Remember the time before Facebook? From what I can remember, all of us would go to our Myspace pages (from our computer no less) and share pictures and messages. One of the most important aspects about personalizing you page was picking the most appropriate song that represents your page the best. Now it seems we have never-ending buffet of ways to communicate and share content with one another. Facebook has changed the way we communicate with people forever. From this point, all we can do is evolve; and we have. We are constantly finding new ways to connect with one another. Even video games have jumped on the bandwagon and have created games that allow users to create and share content. The Playstation game Little Big Planet, allows players to build there own worlds and share them with other players online. It seems every day we invent a new way to interact with one another. One of the newer channels that I’m extremely interested in is Foursquare. How effective is it and how can it be used in a public relations campaign?
FourSquare in a nutshell
For those of you who have been living under a rock, Foursquare is a service that allows people to check in when they arrive at a certain location. By checking in, you can allow friends to see where you are, provide information about the location, and win awards for checking into certain locations the most times. The coveted “mayor” title means you have checked in the most to a certain location. It could also mean you will reap some sort of benefit from visiting that location the most. The thing that has made this location enabled social media device so popular is the game aspect of it. Even if you aren’t monetarily rewarded for checking in the most to a location, the title of mayor can be reward enough. Loopt, Brightkite, Gowalla, and even Google Latitude have all tried to use location enabled software to connect people, but none of these programs have done it as well as Foursquare has.
FourSquare as a tool
Duct Tape Marketing wrote, "7 Reasons Why Small Businesses Should Take a Look at Foursquare" A lot of these reasons why small businesses should adopt Foursquare are also reasons to pursue this route with your client. I’ve gone through these tips and picked out two to highlight and interpret from a campaign standpoint.
Foursquare allows users to share their location on Twitter and Facebook. If you are a public relations professional monitoring your client’s Twitter account using TweetDeck or HootSuite, you can see if someone shares their “check in,” on Twitter. This is a perfect opportunity to engage this user. To check into a location, the user doesn’t need to follow that location on Twitter. Catching these “check ins” first hand can create a more personal experience for that user which may lead to him following you on Twitter.
Another tip mentioned in the Duct Tape Marketing article is the use of automated CRM data. This means clients can track how often a customers comes into the store. Providing incentives for every tenth check in could provide you with a loyal customer. It’s like have a digital loyalty card on your phone. Not only will he be more likely to share his visits through social media channels, but he will also be more likely to write a tip about you location. Incentives like this are great opportunities to pitch to bloggers providing tips about places to go in an area.
Personally, I can’t wait to become the mayor of a Starbucks. I’m absolutely going to be needing some free coffee!

---+---

Brief A
According to the Foursquare post, what does holding the "mayor" title mean?
Brief B
Reproduce the part of the Foursquare post starting at "Another tip mentioned" and ending at "in an area.".
The records have no connection to the Foursquare post.

---+---

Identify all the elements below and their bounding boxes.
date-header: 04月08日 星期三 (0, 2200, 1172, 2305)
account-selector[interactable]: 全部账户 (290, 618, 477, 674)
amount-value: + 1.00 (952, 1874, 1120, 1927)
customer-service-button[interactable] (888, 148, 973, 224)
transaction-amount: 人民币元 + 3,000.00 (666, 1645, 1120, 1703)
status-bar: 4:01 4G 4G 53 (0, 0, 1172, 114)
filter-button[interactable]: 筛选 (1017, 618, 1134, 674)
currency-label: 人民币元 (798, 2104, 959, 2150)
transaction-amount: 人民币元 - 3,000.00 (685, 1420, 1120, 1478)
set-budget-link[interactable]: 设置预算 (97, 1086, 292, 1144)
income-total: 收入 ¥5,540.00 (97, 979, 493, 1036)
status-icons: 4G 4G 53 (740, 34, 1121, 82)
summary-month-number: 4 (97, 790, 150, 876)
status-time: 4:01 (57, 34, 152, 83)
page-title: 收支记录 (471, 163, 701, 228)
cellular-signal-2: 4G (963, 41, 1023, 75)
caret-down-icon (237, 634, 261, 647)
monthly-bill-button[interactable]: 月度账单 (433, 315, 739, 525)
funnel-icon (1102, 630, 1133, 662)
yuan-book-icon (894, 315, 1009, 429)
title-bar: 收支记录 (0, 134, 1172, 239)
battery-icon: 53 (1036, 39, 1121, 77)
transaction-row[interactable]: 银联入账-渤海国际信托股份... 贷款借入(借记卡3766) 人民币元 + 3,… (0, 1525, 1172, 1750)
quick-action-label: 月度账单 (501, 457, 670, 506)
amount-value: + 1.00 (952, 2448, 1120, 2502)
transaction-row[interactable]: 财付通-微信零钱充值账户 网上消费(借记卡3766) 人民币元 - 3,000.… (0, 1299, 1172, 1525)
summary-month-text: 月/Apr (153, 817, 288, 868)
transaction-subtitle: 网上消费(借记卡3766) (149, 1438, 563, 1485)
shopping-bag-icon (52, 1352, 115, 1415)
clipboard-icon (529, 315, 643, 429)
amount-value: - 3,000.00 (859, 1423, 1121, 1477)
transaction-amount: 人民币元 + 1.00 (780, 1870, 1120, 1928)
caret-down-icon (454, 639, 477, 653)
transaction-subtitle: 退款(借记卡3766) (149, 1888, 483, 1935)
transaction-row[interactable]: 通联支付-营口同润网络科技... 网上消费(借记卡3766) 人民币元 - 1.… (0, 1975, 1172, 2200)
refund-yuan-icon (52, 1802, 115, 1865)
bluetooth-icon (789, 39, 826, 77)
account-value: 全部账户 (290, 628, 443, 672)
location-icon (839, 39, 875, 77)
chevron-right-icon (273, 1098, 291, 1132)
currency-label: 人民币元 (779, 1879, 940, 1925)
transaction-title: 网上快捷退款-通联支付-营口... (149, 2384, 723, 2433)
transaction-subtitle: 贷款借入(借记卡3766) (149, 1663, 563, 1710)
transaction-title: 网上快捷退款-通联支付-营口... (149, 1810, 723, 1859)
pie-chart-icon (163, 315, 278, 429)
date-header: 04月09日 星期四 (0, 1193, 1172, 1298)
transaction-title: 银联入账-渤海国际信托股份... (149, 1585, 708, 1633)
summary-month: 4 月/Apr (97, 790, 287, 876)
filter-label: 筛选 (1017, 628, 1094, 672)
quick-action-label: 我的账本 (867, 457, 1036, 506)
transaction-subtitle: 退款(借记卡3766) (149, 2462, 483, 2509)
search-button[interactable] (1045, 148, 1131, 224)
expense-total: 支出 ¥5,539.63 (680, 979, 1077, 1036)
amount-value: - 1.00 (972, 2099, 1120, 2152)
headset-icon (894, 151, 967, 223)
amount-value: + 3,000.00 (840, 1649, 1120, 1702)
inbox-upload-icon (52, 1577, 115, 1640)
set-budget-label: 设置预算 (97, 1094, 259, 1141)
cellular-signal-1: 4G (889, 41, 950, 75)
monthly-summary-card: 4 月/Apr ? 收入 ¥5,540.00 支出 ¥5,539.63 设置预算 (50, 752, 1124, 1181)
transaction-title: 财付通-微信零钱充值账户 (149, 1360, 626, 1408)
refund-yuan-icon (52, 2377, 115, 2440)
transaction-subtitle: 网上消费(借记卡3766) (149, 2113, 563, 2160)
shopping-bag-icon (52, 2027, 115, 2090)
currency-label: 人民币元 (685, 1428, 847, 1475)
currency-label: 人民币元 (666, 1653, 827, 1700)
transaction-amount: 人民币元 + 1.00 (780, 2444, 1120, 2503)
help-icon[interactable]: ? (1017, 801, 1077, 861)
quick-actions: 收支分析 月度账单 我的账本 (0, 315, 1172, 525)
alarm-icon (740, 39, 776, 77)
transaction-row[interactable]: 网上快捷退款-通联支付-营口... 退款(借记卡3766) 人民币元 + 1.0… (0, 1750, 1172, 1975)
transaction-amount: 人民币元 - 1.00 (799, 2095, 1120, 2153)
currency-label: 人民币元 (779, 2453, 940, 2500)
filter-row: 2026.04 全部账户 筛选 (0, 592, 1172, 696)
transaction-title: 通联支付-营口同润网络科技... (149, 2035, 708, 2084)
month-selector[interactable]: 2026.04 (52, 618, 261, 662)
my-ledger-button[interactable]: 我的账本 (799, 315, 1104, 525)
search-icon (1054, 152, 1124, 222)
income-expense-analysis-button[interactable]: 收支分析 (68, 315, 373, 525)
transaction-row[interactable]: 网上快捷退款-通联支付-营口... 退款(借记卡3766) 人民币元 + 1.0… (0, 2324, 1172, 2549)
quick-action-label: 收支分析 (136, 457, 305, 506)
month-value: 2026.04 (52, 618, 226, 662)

---+---

Your response A
It means you have checked in the most to a certain location.

Your response B
Another tip mentioned in the Duct Tape Marketing article is the use of automated CRM data. This means clients can track how often a customers comes into the store. Providing incentives for every tenth check in could provide you with a loyal customer. It’s like have a digital loyalty card on your phone. Not only will he be more likely to share his visits through social media channels, but he will also be more likely to write a tip about you location. Incentives like this are great opportunities to pitch to bloggers providing tips about places to go in an area.